■ Verilen alıntı
------------------------------------------------------------
İşte bu oy pusulası için yapılan yorumlardan bazıları:
"Dedem ya her masada var."
Kılıçdaroğlu: "Bu sefer kesin öndeyiz."
"Ben Kemal geliyorum."
"Burdayım be burdayım." Bu yorumları görünce biz neler yaşamışız diye düşünmeden edemiyor insan.
Bence bu Kılıçdaroğlu goygoyu Türklerin olduğu dünyadaki her şehirde, her seçimde devam eder.
Bir oy bir oydur ama bu oylarla Kılıçdaroğlu, dünyanın her kıtasında kaybeden tek siyasetçi olarak tarihe geçebilir.
***
ESKİ DEFTERLER AÇILIR MI?
META'nın kurucusu Mark Zuckerberg, Elon Musk'ın aksine seçimlerde Demokrat Parti Adayı Kamala Harris'i destekledi.
Zuckerberg, Musk gibi amigoluk yapmadı.
Zaten Harris'i desteklemekten başka yapacak bir şeyi de yoktu.
2020'de kaybettiği olaylı seçimden sonra yargılanan Donald Trump, yaşananlardan Meta'nın sahibi Mark Zuckerberg'i sorumlu tutmuş ve seçime Facebook üzerinden hile karıştığını iddia etmişti. Hatta Trump, ağustos ayında çıkan kitabında, Zuckerberg'ün 2020 seçimleri sırasında kendisine komplo kurduğunu ve bunu tekrarlaması halinde Meta CEO'sunun 'hayatının geri kalanını hapiste geçireceğini' yazmıştı. Zuckerberg bu sefer Trump'ın iddia ettiği gibi seçime hile karıştırmış gibi gözükmüyor.
En azından Trump böyle bir iddiada bulunmadı. Ama Trump eski defterleri açarsa Zuckerberg'ü zor günler bekliyor olabilir.
***
KUVVETLER AYRILIĞININ ÖNEMİ
Bir ABD başkanlık seçimi daha geride kaldı.
ABD'nin süper güç kalabilmek için dünyaya yaşattığı acılar, çıkardığı savaşlar, tertiplediği darbeler vs. saymakla bitmez.
Ama yiğidi öldür hakkını yeme; bu demokrasi şovunu iyi yapıyorlar!
------------------------------------------------------------
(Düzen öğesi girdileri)
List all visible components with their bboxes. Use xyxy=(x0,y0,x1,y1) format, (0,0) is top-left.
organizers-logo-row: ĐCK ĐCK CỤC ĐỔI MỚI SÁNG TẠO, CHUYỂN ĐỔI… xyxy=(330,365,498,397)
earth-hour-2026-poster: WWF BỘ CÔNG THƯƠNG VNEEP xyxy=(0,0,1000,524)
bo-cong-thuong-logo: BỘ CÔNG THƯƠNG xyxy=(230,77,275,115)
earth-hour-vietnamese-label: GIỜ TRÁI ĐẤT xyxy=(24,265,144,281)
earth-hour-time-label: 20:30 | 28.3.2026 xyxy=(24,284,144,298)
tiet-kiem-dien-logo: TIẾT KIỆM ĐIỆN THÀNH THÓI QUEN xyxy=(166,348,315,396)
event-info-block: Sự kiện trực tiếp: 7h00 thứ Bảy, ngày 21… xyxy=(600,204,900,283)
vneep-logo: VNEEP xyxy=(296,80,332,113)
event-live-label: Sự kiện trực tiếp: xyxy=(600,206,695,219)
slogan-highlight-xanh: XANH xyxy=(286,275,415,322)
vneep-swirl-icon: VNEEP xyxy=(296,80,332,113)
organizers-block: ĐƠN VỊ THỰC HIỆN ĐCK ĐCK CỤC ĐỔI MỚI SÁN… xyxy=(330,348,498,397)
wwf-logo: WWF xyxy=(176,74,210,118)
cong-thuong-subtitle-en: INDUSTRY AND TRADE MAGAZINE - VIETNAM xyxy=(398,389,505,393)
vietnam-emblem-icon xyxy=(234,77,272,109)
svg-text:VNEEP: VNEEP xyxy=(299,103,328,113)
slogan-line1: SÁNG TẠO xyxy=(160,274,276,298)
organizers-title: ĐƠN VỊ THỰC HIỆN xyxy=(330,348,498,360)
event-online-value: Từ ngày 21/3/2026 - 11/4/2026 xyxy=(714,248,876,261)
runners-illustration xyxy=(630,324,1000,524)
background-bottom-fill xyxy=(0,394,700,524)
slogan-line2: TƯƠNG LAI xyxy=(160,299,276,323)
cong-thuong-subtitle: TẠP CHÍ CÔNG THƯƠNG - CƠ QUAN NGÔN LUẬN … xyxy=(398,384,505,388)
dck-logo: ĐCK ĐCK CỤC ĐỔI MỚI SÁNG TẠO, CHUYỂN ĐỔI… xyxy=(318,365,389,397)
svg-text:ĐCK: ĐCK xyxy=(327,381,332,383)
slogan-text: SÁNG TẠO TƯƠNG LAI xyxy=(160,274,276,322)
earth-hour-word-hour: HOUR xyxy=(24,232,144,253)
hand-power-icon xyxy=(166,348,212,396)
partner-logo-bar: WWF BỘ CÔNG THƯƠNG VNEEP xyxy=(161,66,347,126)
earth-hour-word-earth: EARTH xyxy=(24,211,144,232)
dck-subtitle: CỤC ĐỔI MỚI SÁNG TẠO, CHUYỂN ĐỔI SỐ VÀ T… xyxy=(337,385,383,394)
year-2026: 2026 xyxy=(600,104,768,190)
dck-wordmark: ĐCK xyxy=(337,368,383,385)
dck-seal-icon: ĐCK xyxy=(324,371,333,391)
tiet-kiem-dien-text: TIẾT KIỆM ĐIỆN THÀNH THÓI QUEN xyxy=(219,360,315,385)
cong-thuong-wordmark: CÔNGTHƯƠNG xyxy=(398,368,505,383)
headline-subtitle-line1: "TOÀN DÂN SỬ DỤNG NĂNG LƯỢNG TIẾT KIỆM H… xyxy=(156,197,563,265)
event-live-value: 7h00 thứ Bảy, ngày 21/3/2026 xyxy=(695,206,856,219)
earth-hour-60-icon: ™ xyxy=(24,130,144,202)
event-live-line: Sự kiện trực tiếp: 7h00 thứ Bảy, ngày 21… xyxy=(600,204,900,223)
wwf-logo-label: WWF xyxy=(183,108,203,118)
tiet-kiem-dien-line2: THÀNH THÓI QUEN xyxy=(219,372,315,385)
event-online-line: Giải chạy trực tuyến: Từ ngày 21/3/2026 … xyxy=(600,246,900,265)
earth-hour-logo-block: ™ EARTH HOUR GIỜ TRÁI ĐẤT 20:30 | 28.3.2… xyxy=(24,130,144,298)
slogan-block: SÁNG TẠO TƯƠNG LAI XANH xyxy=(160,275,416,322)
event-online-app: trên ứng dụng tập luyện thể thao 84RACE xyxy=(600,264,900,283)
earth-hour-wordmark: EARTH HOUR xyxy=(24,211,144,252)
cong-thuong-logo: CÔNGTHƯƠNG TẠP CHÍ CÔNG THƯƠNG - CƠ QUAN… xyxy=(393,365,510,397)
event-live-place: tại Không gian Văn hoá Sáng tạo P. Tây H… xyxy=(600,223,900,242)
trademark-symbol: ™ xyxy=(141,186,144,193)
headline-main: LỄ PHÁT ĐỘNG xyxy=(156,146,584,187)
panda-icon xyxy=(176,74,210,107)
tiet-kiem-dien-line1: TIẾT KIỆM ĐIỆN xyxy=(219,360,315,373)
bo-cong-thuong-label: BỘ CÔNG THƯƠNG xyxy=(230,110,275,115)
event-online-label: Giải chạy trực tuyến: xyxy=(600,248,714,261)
------------------------------------------------------------
■ Yönerge
Lütfen alıntıda oy pusulası için yapılmış yorumlar olarak aktarılan ifadelerin tümünü sıralayın.

■ Çözüm
- "Dedem ya her masada var."
- Kılıçdaroğlu: "Bu sefer kesin öndeyiz."
- "Ben Kemal geliyorum."
- "Burdayım be burdayım."